-- Start Input for this task --
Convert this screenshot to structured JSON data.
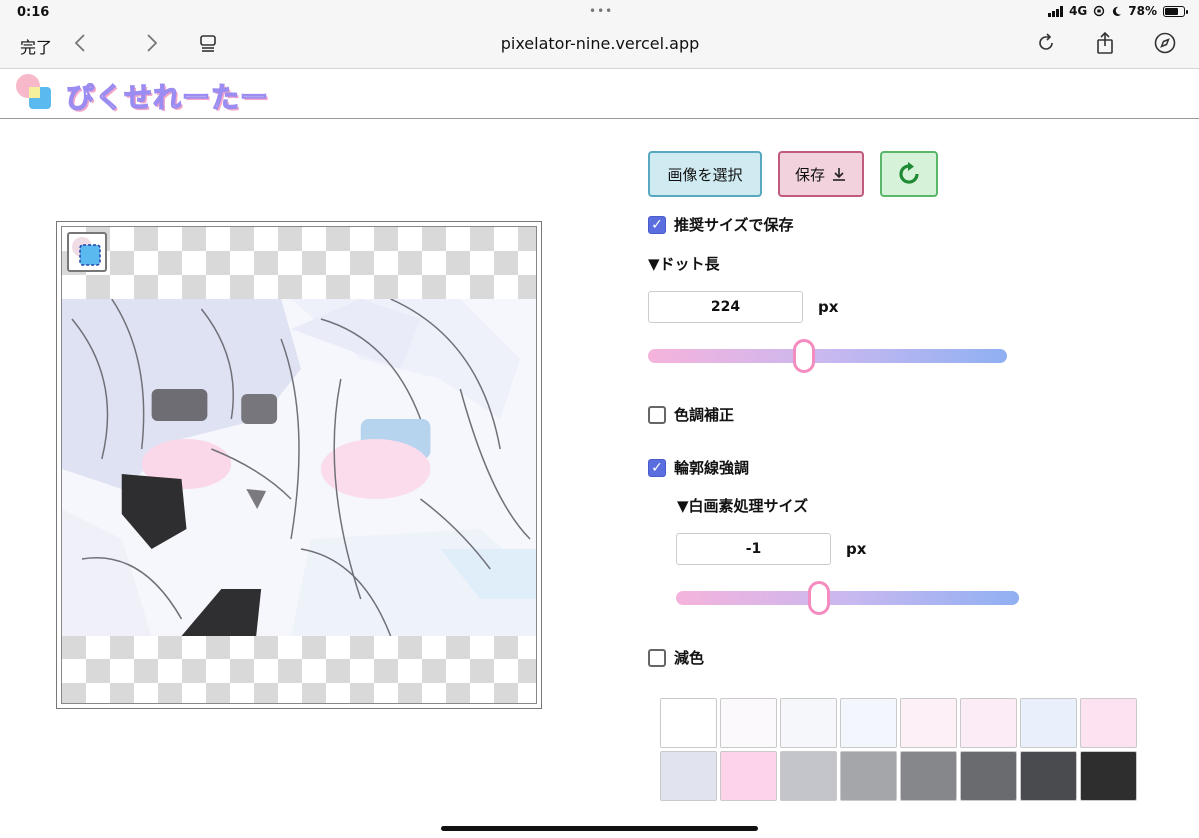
{
  "status_bar": {
    "time": "0:16",
    "network": "4G",
    "battery": "78%",
    "battery_level": 0.78
  },
  "browser": {
    "done_label": "完了",
    "url": "pixelator-nine.vercel.app",
    "icons": [
      "chevron-left-icon",
      "chevron-right-icon",
      "tabs-icon",
      "reload-icon",
      "share-icon",
      "compass-icon"
    ]
  },
  "app": {
    "title": "ぴくせれーたー"
  },
  "buttons": {
    "select_image": "画像を選択",
    "save": "保存",
    "save_icon": "download-icon",
    "reset_icon": "refresh-icon"
  },
  "options": {
    "recommended_size": {
      "label": "推奨サイズで保存",
      "checked": true
    },
    "dot_length": {
      "label": "▼ドット長",
      "value": "224",
      "unit": "px",
      "slider_fraction": 0.43
    },
    "color_correction": {
      "label": "色調補正",
      "checked": false
    },
    "edge_enhance": {
      "label": "輪郭線強調",
      "checked": true
    },
    "white_pixel_size": {
      "label": "▼白画素処理サイズ",
      "value": "-1",
      "unit": "px",
      "slider_fraction": 0.41
    },
    "reduce_colors": {
      "label": "減色",
      "checked": false
    }
  },
  "palette": [
    "#ffffff",
    "#fbf9fc",
    "#f6f7fb",
    "#f3f6fc",
    "#fdf1f7",
    "#fcecf6",
    "#eaf0fb",
    "#fde3f1",
    "#e1e4ee",
    "#fcd3e8",
    "#c4c5ca",
    "#a5a6aa",
    "#86878b",
    "#6a6b6f",
    "#4a4b4e",
    "#2e2e2f"
  ],
  "colors": {
    "accent": "#5b6ee0",
    "slider_start": "#f5b3dc",
    "slider_end": "#8fb0f2"
  }
}
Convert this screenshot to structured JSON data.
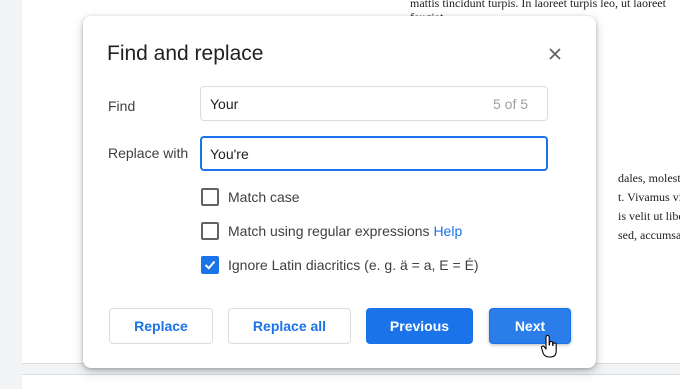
-- End Input for this task --
▸ **Directive**
Please set down each line of the data above exactly as written, without the pictures.

▸ **Result of the task**
Convert this screenshot to structured JSON data.
{
  "status_bar": {
    "time": "0:16",
    "network": "4G",
    "battery": "78%",
    "battery_level": 0.78
  },
  "browser": {
    "done_label": "完了",
    "url": "pixelator-nine.vercel.app",
    "icons": [
      "chevron-left-icon",
      "chevron-right-icon",
      "tabs-icon",
      "reload-icon",
      "share-icon",
      "compass-icon"
    ]
  },
  "app": {
    "title": "ぴくせれーたー"
  },
  "buttons": {
    "select_image": "画像を選択",
    "save": "保存",
    "save_icon": "download-icon",
    "reset_icon": "refresh-icon"
  },
  "options": {
    "recommended_size": {
      "label": "推奨サイズで保存",
      "checked": true
    },
    "dot_length": {
      "label": "▼ドット長",
      "value": "224",
      "unit": "px",
      "slider_fraction": 0.43
    },
    "color_correction": {
      "label": "色調補正",
      "checked": false
    },
    "edge_enhance": {
      "label": "輪郭線強調",
      "checked": true
    },
    "white_pixel_size": {
      "label": "▼白画素処理サイズ",
      "value": "-1",
      "unit": "px",
      "slider_fraction": 0.41
    },
    "reduce_colors": {
      "label": "減色",
      "checked": false
    }
  },
  "palette": [
    "#ffffff",
    "#fbf9fc",
    "#f6f7fb",
    "#f3f6fc",
    "#fdf1f7",
    "#fcecf6",
    "#eaf0fb",
    "#fde3f1",
    "#e1e4ee",
    "#fcd3e8",
    "#c4c5ca",
    "#a5a6aa",
    "#86878b",
    "#6a6b6f",
    "#4a4b4e",
    "#2e2e2f"
  ],
  "colors": {
    "accent": "#5b6ee0",
    "slider_start": "#f5b3dc",
    "slider_end": "#8fb0f2"
  }
}
Convert this screenshot to structured JSON data.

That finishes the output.